BEGIN

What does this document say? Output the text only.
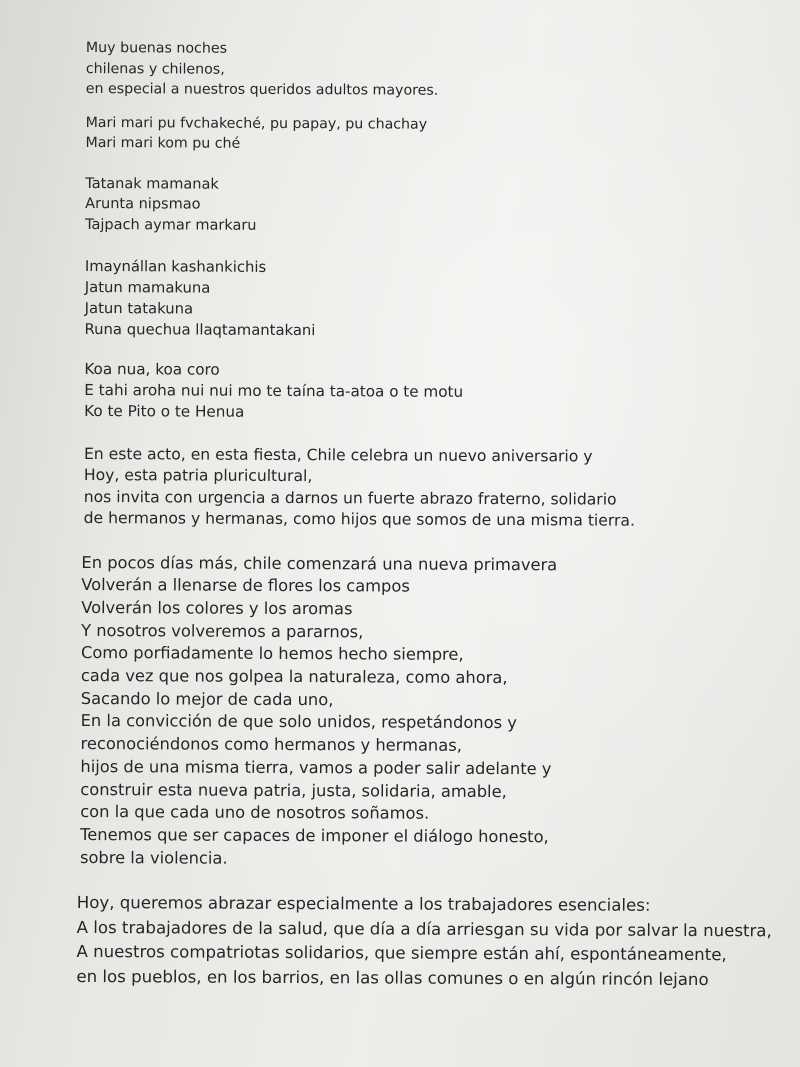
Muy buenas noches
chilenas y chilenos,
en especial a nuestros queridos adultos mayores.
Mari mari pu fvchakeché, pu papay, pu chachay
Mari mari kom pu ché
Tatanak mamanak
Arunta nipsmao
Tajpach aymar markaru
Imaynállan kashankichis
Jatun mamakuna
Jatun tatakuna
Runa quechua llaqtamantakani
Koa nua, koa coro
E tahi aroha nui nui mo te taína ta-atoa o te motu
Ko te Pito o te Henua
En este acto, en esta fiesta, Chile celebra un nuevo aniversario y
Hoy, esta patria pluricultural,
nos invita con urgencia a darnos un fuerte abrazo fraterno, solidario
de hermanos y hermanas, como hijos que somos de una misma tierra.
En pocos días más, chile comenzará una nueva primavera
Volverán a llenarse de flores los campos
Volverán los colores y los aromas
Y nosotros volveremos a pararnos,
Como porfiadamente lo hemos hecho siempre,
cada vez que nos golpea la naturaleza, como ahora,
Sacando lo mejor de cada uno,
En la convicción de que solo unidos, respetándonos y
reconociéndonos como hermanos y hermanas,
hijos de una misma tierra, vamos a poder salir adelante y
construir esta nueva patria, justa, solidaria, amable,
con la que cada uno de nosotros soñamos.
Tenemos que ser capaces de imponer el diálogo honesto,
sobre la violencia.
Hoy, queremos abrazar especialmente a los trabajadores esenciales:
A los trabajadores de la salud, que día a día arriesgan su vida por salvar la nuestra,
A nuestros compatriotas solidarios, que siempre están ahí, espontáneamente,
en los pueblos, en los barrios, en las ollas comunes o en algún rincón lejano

END

Reproduce all the entries that precede this task, word for word, minus any pictures.

[Written response]
What does this document say? Output the text only.
Muy buenas noches
chilenas y chilenos,
en especial a nuestros queridos adultos mayores.
Mari mari pu fvchakeché, pu papay, pu chachay
Mari mari kom pu ché
Tatanak mamanak
Arunta nipsmao
Tajpach aymar markaru
Imaynállan kashankichis
Jatun mamakuna
Jatun tatakuna
Runa quechua llaqtamantakani
Koa nua, koa coro
E tahi aroha nui nui mo te taína ta-atoa o te motu
Ko te Pito o te Henua
En este acto, en esta fiesta, Chile celebra un nuevo aniversario y
Hoy, esta patria pluricultural,
nos invita con urgencia a darnos un fuerte abrazo fraterno, solidario
de hermanos y hermanas, como hijos que somos de una misma tierra.
En pocos días más, chile comenzará una nueva primavera
Volverán a llenarse de flores los campos
Volverán los colores y los aromas
Y nosotros volveremos a pararnos,
Como porfiadamente lo hemos hecho siempre,
cada vez que nos golpea la naturaleza, como ahora,
Sacando lo mejor de cada uno,
En la convicción de que solo unidos, respetándonos y
reconociéndonos como hermanos y hermanas,
hijos de una misma tierra, vamos a poder salir adelante y
construir esta nueva patria, justa, solidaria, amable,
con la que cada uno de nosotros soñamos.
Tenemos que ser capaces de imponer el diálogo honesto,
sobre la violencia.
Hoy, queremos abrazar especialmente a los trabajadores esenciales:
A los trabajadores de la salud, que día a día arriesgan su vida por salvar la nuestra,
A nuestros compatriotas solidarios, que siempre están ahí, espontáneamente,
en los pueblos, en los barrios, en las ollas comunes o en algún rincón lejano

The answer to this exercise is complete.